--- DESCRIPTION OF THE TASK ---
Copy, unchanged, the lines of the records from the one containing "bar bbox=[582, 18, 951, 39]" through the end of the records.
═══ DATA TO PROCESS
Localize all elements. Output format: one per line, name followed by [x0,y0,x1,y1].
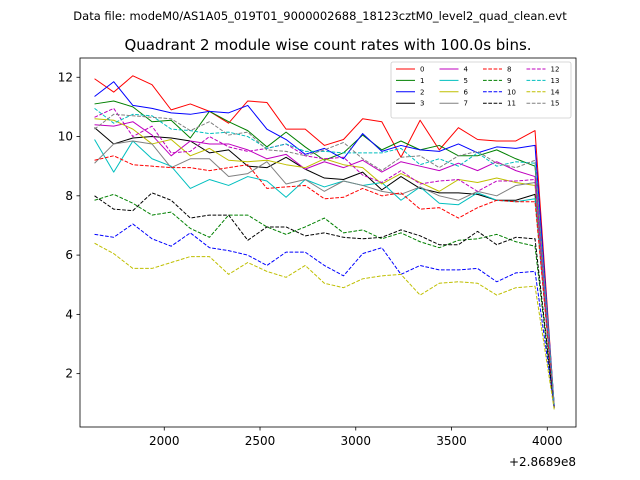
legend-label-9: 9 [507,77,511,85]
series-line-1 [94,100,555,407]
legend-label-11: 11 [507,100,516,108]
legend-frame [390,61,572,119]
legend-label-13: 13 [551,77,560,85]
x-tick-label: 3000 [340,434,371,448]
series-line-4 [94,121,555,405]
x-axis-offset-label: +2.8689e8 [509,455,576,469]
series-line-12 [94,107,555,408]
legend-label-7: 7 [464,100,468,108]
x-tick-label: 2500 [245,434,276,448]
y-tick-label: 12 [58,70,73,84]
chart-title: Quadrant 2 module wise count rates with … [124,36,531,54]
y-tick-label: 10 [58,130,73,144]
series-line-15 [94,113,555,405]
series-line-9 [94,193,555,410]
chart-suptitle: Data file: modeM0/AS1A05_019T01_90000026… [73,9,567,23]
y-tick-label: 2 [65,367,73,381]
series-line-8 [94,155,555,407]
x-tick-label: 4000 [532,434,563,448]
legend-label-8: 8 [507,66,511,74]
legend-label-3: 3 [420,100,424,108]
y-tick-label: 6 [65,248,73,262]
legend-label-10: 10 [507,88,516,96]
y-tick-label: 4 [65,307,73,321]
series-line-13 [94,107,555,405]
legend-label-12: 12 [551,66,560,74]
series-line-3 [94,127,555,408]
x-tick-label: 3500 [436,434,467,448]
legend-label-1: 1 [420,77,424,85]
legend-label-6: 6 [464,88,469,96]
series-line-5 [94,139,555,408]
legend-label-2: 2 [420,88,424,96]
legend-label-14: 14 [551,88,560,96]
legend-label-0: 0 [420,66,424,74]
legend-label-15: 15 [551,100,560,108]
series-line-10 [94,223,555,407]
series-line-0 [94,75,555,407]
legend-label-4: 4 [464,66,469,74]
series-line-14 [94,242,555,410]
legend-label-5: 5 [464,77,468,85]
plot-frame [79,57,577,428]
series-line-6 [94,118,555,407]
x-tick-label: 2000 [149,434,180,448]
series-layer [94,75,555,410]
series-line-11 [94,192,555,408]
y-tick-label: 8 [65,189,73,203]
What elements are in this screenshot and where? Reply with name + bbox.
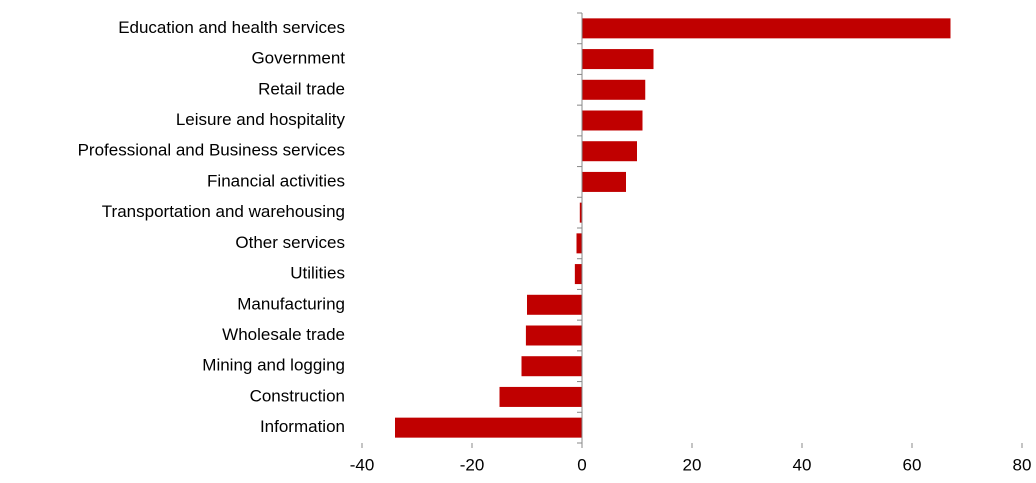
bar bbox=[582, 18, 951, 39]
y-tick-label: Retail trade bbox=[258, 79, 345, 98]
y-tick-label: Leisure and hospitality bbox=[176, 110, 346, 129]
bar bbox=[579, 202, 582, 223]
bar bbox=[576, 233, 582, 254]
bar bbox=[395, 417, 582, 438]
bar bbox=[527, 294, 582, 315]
══════
--- EXERCISE RESULT ---
bar bbox=[582, 18, 951, 39]
y-tick-label: Retail trade bbox=[258, 79, 345, 98]
y-tick-label: Leisure and hospitality bbox=[176, 110, 346, 129]
bar bbox=[579, 202, 582, 223]
bar bbox=[576, 233, 582, 254]
bar bbox=[395, 417, 582, 438]
bar bbox=[527, 294, 582, 315]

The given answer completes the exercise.